◆ What the exercise asks ◆
Are you able to quote each entry exactly as written?
========================================================================
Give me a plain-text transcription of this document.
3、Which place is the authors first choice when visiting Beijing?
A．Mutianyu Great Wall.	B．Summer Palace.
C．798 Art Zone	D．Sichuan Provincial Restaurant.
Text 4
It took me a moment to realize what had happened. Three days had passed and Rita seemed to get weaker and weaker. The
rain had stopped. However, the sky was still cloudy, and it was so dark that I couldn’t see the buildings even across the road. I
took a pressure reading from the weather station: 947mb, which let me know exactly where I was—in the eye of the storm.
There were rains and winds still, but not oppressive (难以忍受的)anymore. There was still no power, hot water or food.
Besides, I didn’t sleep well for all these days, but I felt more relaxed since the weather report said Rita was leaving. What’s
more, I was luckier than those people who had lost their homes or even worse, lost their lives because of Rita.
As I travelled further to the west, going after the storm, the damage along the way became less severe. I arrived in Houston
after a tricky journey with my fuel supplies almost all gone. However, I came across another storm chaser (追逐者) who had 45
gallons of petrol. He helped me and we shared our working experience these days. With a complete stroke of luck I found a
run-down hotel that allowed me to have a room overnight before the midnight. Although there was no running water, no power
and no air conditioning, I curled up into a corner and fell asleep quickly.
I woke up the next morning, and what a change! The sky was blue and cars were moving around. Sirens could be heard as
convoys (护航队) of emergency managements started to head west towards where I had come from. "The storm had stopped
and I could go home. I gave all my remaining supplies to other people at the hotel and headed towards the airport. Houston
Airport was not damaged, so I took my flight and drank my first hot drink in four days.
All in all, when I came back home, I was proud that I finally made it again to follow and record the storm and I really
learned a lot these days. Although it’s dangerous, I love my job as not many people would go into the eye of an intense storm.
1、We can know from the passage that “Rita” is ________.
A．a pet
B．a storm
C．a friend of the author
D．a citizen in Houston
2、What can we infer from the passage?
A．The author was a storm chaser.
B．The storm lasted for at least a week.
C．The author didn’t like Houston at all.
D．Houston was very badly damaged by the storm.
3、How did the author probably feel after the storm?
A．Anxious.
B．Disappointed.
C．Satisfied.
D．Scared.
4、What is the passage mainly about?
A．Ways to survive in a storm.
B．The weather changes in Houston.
========================================================================
◆ Exercise output ◆
Give me a plain-text transcription of this document.
3、Which place is the authors first choice when visiting Beijing?
A．Mutianyu Great Wall.	B．Summer Palace.
C．798 Art Zone	D．Sichuan Provincial Restaurant.
Text 4
It took me a moment to realize what had happened. Three days had passed and Rita seemed to get weaker and weaker. The
rain had stopped. However, the sky was still cloudy, and it was so dark that I couldn’t see the buildings even across the road. I
took a pressure reading from the weather station: 947mb, which let me know exactly where I was—in the eye of the storm.
There were rains and winds still, but not oppressive (难以忍受的)anymore. There was still no power, hot water or food.
Besides, I didn’t sleep well for all these days, but I felt more relaxed since the weather report said Rita was leaving. What’s
more, I was luckier than those people who had lost their homes or even worse, lost their lives because of Rita.
As I travelled further to the west, going after the storm, the damage along the way became less severe. I arrived in Houston
after a tricky journey with my fuel supplies almost all gone. However, I came across another storm chaser (追逐者) who had 45
gallons of petrol. He helped me and we shared our working experience these days. With a complete stroke of luck I found a
run-down hotel that allowed me to have a room overnight before the midnight. Although there was no running water, no power
and no air conditioning, I curled up into a corner and fell asleep quickly.
I woke up the next morning, and what a change! The sky was blue and cars were moving around. Sirens could be heard as
convoys (护航队) of emergency managements started to head west towards where I had come from. "The storm had stopped
and I could go home. I gave all my remaining supplies to other people at the hotel and headed towards the airport. Houston
Airport was not damaged, so I took my flight and drank my first hot drink in four days.
All in all, when I came back home, I was proud that I finally made it again to follow and record the storm and I really
learned a lot these days. Although it’s dangerous, I love my job as not many people would go into the eye of an intense storm.
1、We can know from the passage that “Rita” is ________.
A．a pet
B．a storm
C．a friend of the author
D．a citizen in Houston
2、What can we infer from the passage?
A．The author was a storm chaser.
B．The storm lasted for at least a week.
C．The author didn’t like Houston at all.
D．Houston was very badly damaged by the storm.
3、How did the author probably feel after the storm?
A．Anxious.
B．Disappointed.
C．Satisfied.
D．Scared.
4、What is the passage mainly about?
A．Ways to survive in a storm.
B．The weather changes in Houston.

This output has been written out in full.